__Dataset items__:
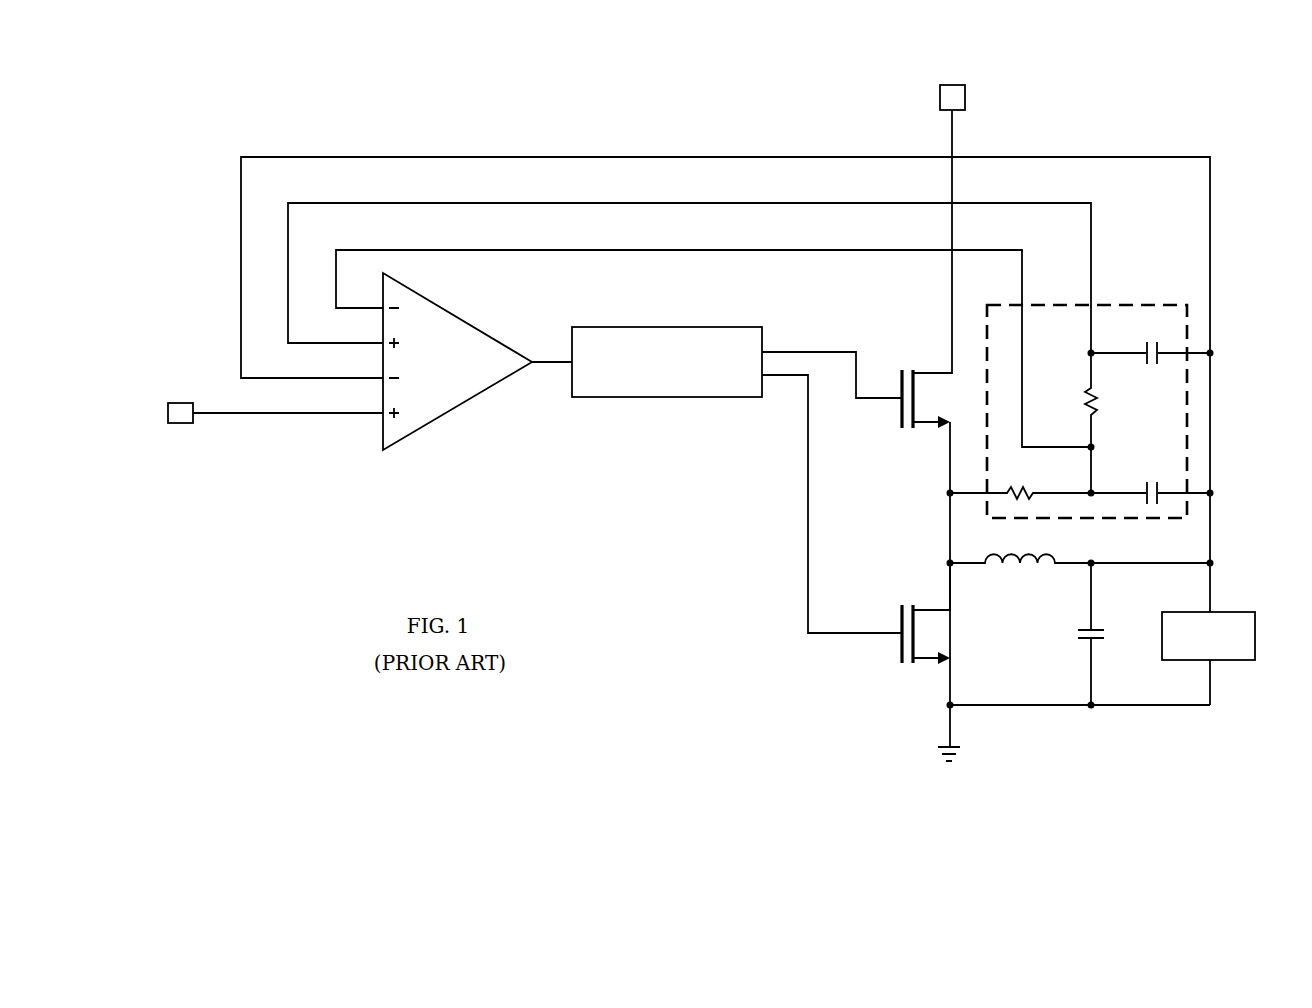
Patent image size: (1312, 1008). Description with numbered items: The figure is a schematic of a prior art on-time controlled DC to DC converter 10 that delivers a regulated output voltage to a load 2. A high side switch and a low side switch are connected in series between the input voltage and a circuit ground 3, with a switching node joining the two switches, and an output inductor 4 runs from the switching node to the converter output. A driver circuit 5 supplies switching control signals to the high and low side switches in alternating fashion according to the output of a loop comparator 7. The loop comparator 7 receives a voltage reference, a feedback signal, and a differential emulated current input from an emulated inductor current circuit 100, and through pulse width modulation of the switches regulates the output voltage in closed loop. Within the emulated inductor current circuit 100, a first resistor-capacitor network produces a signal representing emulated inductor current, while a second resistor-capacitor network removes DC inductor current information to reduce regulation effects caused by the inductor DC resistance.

The on-time controlled DC to DC converter 10 is at (312, 106).
The loop comparator 7 is at (449, 375).
The driver circuit 5 is at (665, 399).
The emulated inductor current circuit 100 is at (1127, 306).
The output inductor 4 is at (1050, 541).
The load 2 is at (1256, 635).
The circuit ground 3 is at (934, 755).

__Exercise goal__: Please convert the rows above into a two-column CSV with the headers "text" and "answer." Give one CSV line for each row, put each value in a single quoted field with its line breaks replaced by spaces, and leave the pictures out.

__Answer to the task__:
text,answer
"Patent image size: (1312, 1008). Description with numbered items: The figure is a schematic of a prior art on-time controlled DC to DC converter 10 that delivers a regulated output voltage to a load 2. A high side switch and a low side switch are connected in series between the input voltage and a circuit ground 3, with a switching node joining the two switches, and an output inductor 4 runs from the switching node to the converter output. A driver circuit 5 supplies switching control signals to the high and low side switches in alternating fashion according to the output of a loop comparator 7. The loop comparator 7 receives a voltage reference, a feedback signal, and a differential emulated current input from an emulated inductor current circuit 100, and through pulse width modulation of the switches regulates the output voltage in closed loop. Within the emulated inductor current circuit 100, a first resistor-capacitor network produces a signal representing emulated inductor current, while a second resistor-capacitor network removes DC inductor current information to reduce regulation effects caused by the inductor DC resistance.","The on-time controlled DC to DC converter 10 is at (312, 106). The loop comparator 7 is at (449, 375). The driver circuit 5 is at (665, 399). The emulated inductor current circuit 100 is at (1127, 306). The output inductor 4 is at (1050, 541). The load 2 is at (1256, 635). The circuit ground 3 is at (934, 755)."